Task prompt. Leave the pictures out, and retype all of the material exactly as written.

········

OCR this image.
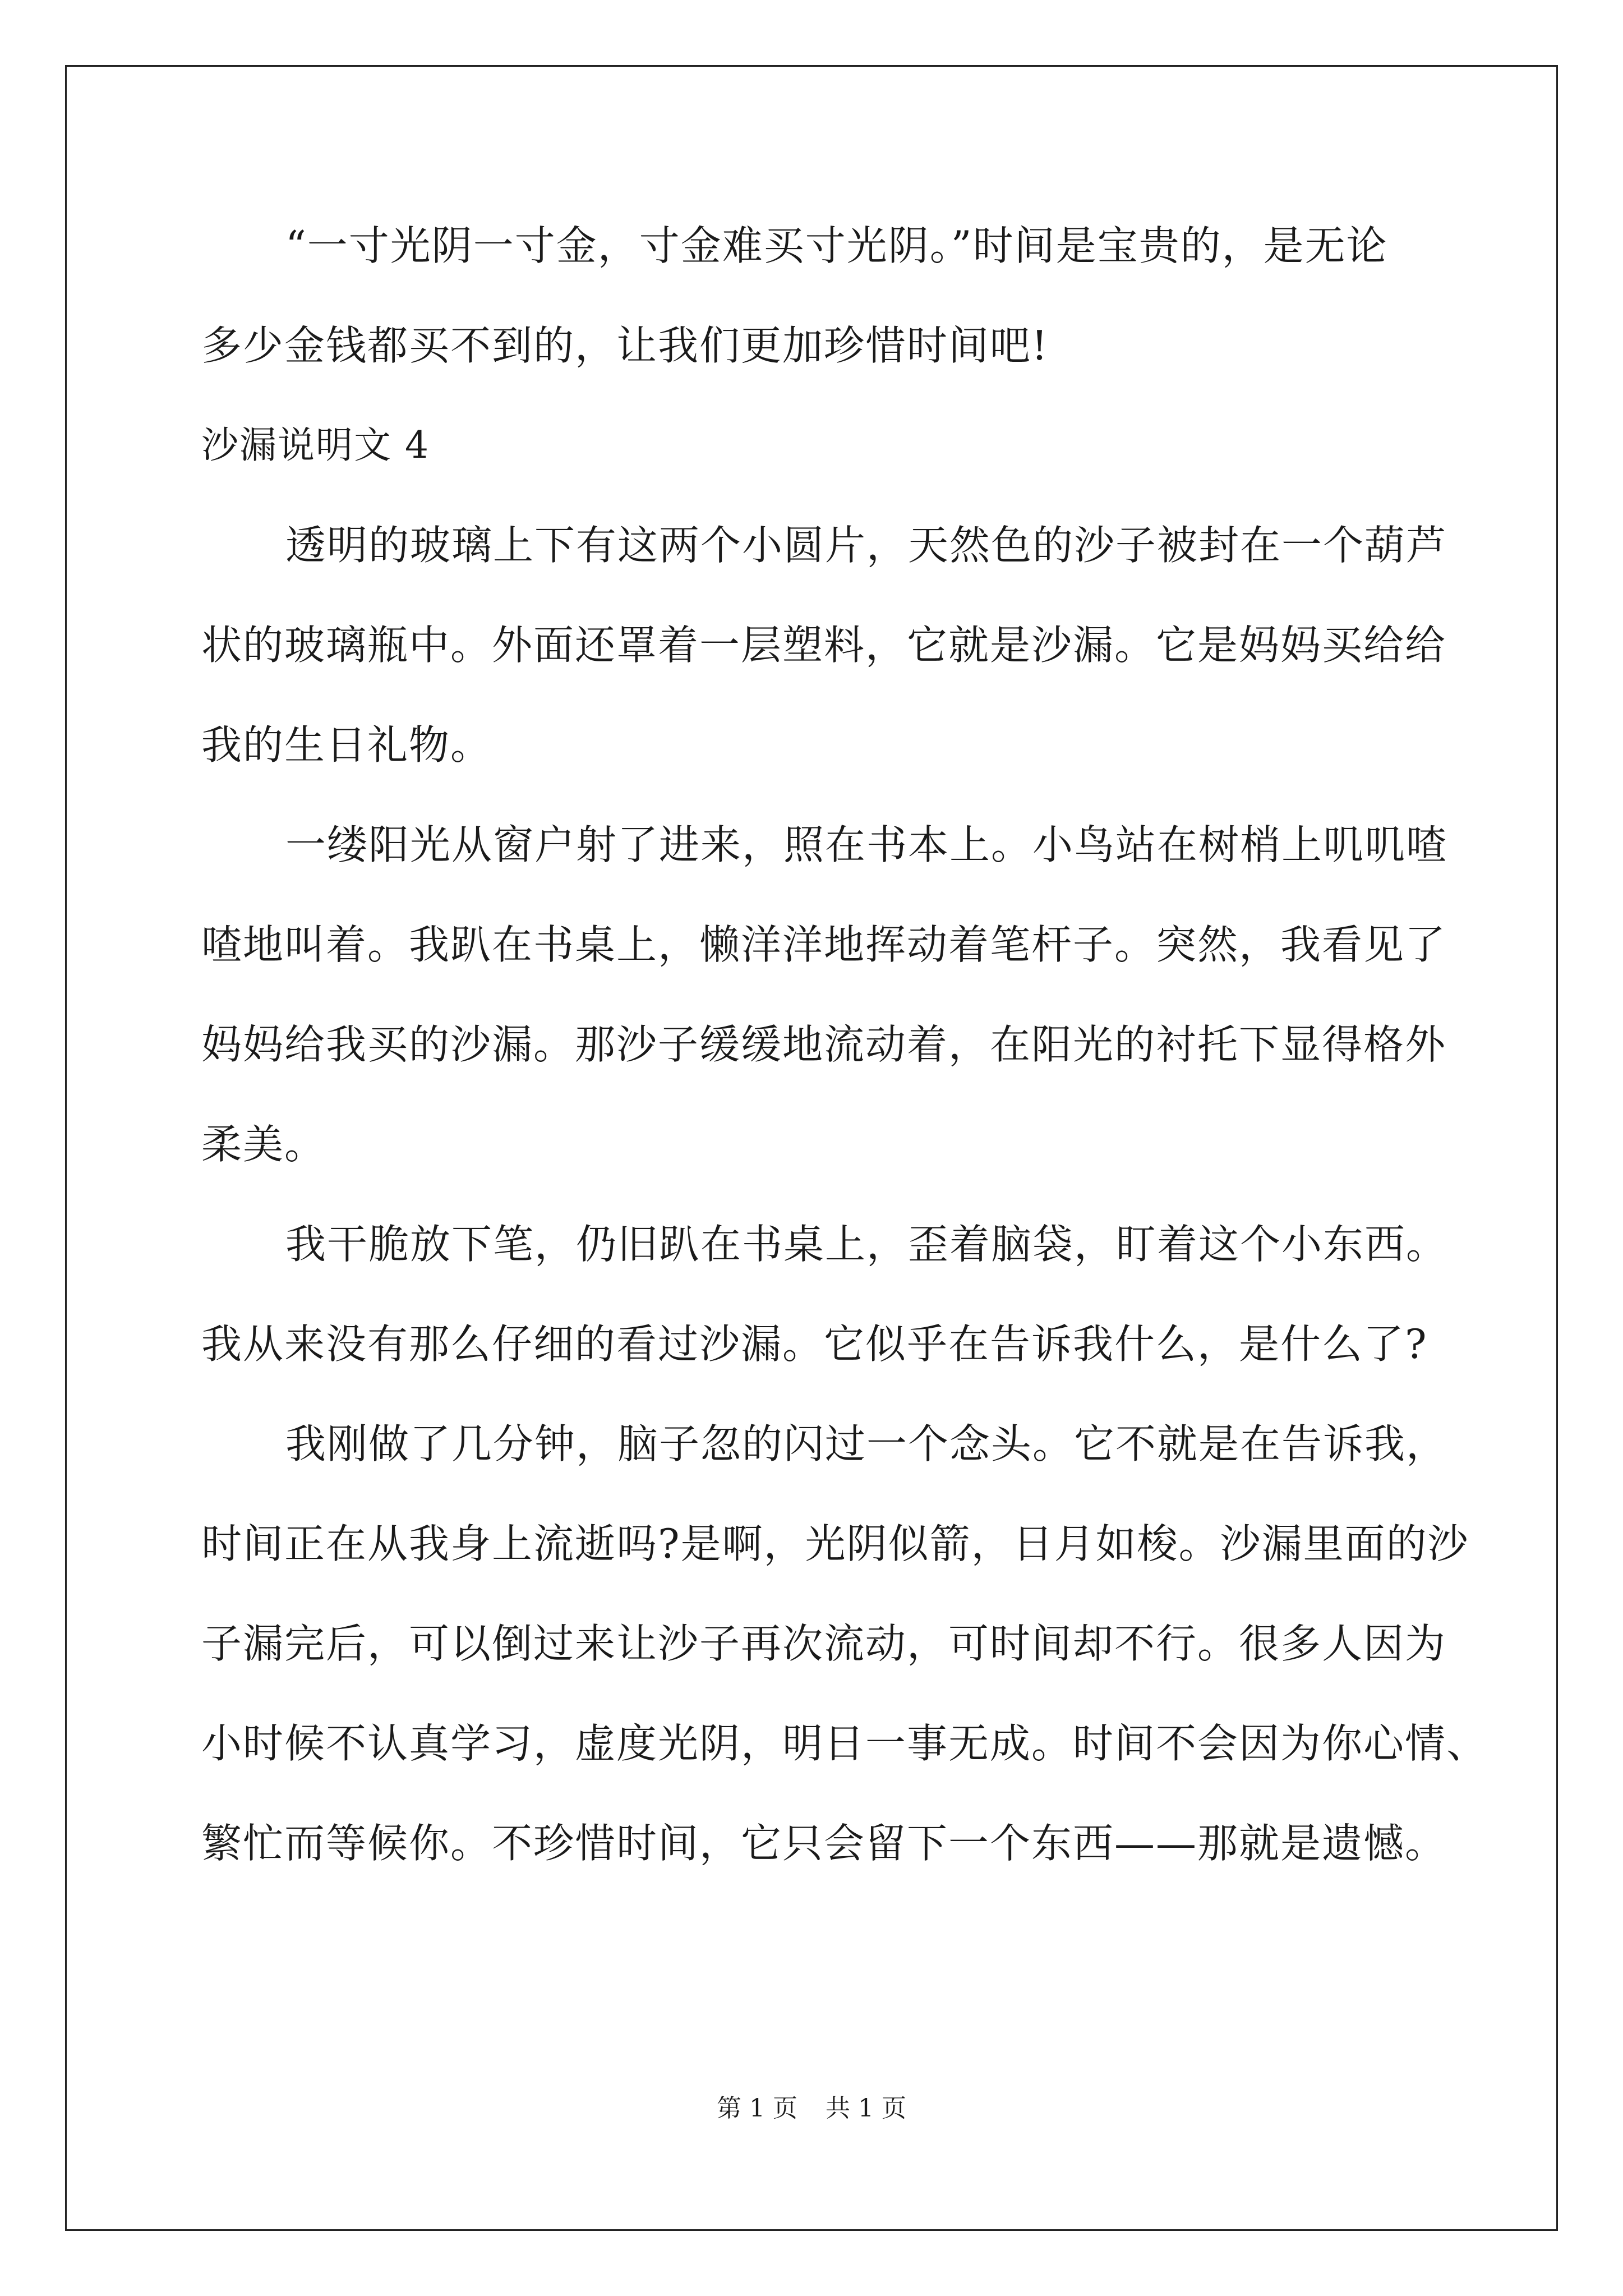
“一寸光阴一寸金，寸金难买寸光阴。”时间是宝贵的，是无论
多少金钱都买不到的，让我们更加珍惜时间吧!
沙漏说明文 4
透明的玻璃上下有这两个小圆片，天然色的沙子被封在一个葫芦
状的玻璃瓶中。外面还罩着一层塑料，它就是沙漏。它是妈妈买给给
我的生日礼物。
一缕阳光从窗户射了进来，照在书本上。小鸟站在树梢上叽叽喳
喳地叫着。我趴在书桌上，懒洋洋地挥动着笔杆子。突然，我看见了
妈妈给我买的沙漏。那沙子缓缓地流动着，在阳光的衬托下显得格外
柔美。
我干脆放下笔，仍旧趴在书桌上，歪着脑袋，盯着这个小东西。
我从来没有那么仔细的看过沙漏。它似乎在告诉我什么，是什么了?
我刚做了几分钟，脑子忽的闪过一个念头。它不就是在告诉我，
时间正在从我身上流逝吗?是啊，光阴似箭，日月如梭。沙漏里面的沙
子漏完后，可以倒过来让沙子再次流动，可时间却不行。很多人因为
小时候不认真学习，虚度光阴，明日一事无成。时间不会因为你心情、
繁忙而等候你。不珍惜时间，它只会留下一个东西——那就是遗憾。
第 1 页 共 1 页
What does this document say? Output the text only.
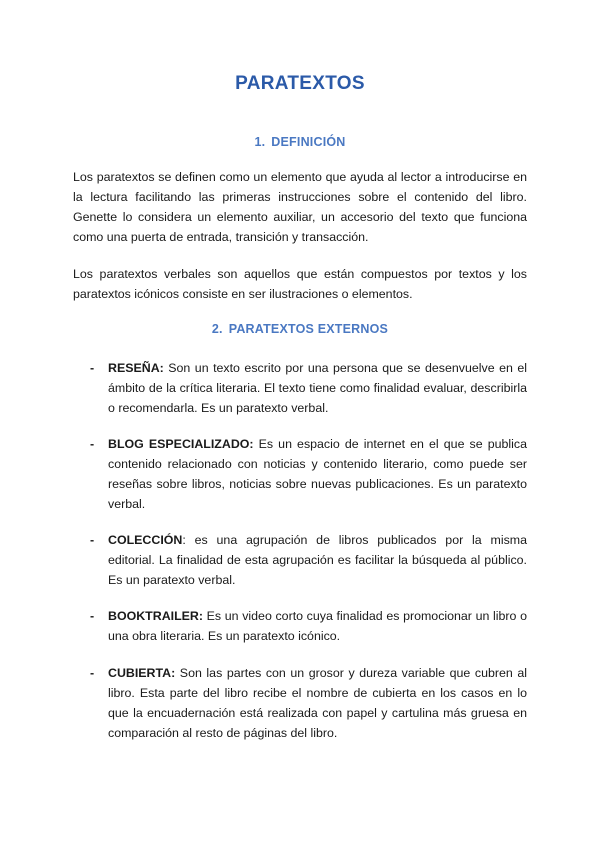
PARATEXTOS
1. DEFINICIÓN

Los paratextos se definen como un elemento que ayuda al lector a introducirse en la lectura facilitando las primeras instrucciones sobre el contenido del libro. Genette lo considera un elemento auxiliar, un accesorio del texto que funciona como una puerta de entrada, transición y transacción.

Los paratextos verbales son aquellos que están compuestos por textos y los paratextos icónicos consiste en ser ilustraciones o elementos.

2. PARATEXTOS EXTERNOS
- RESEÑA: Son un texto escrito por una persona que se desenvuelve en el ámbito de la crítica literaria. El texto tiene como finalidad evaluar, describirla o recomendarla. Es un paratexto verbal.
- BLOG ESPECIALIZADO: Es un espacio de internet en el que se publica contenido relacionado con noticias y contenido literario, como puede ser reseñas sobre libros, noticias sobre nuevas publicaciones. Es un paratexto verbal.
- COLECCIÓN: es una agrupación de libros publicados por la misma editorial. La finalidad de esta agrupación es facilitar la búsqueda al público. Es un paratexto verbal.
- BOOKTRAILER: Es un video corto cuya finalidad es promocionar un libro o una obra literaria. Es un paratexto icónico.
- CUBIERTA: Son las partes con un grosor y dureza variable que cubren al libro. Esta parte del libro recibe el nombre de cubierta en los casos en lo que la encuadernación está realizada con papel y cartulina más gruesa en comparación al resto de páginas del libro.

········

Exercise result.
OCR this image.
“一寸光阴一寸金，寸金难买寸光阴。”时间是宝贵的，是无论
多少金钱都买不到的，让我们更加珍惜时间吧!
沙漏说明文 4
透明的玻璃上下有这两个小圆片，天然色的沙子被封在一个葫芦
状的玻璃瓶中。外面还罩着一层塑料，它就是沙漏。它是妈妈买给给
我的生日礼物。
一缕阳光从窗户射了进来，照在书本上。小鸟站在树梢上叽叽喳
喳地叫着。我趴在书桌上，懒洋洋地挥动着笔杆子。突然，我看见了
妈妈给我买的沙漏。那沙子缓缓地流动着，在阳光的衬托下显得格外
柔美。
我干脆放下笔，仍旧趴在书桌上，歪着脑袋，盯着这个小东西。
我从来没有那么仔细的看过沙漏。它似乎在告诉我什么，是什么了?
我刚做了几分钟，脑子忽的闪过一个念头。它不就是在告诉我，
时间正在从我身上流逝吗?是啊，光阴似箭，日月如梭。沙漏里面的沙
子漏完后，可以倒过来让沙子再次流动，可时间却不行。很多人因为
小时候不认真学习，虚度光阴，明日一事无成。时间不会因为你心情、
繁忙而等候你。不珍惜时间，它只会留下一个东西——那就是遗憾。
第 1 页 共 1 页
What does this document say? Output the text only.
PARATEXTOS
1. DEFINICIÓN

Los paratextos se definen como un elemento que ayuda al lector a introducirse en la lectura facilitando las primeras instrucciones sobre el contenido del libro. Genette lo considera un elemento auxiliar, un accesorio del texto que funciona como una puerta de entrada, transición y transacción.

Los paratextos verbales son aquellos que están compuestos por textos y los paratextos icónicos consiste en ser ilustraciones o elementos.

2. PARATEXTOS EXTERNOS
- RESEÑA: Son un texto escrito por una persona que se desenvuelve en el ámbito de la crítica literaria. El texto tiene como finalidad evaluar, describirla o recomendarla. Es un paratexto verbal.
- BLOG ESPECIALIZADO: Es un espacio de internet en el que se publica contenido relacionado con noticias y contenido literario, como puede ser reseñas sobre libros, noticias sobre nuevas publicaciones. Es un paratexto verbal.
- COLECCIÓN: es una agrupación de libros publicados por la misma editorial. La finalidad de esta agrupación es facilitar la búsqueda al público. Es un paratexto verbal.
- BOOKTRAILER: Es un video corto cuya finalidad es promocionar un libro o una obra literaria. Es un paratexto icónico.
- CUBIERTA: Son las partes con un grosor y dureza variable que cubren al libro. Esta parte del libro recibe el nombre de cubierta en los casos en lo que la encuadernación está realizada con papel y cartulina más gruesa en comparación al resto de páginas del libro.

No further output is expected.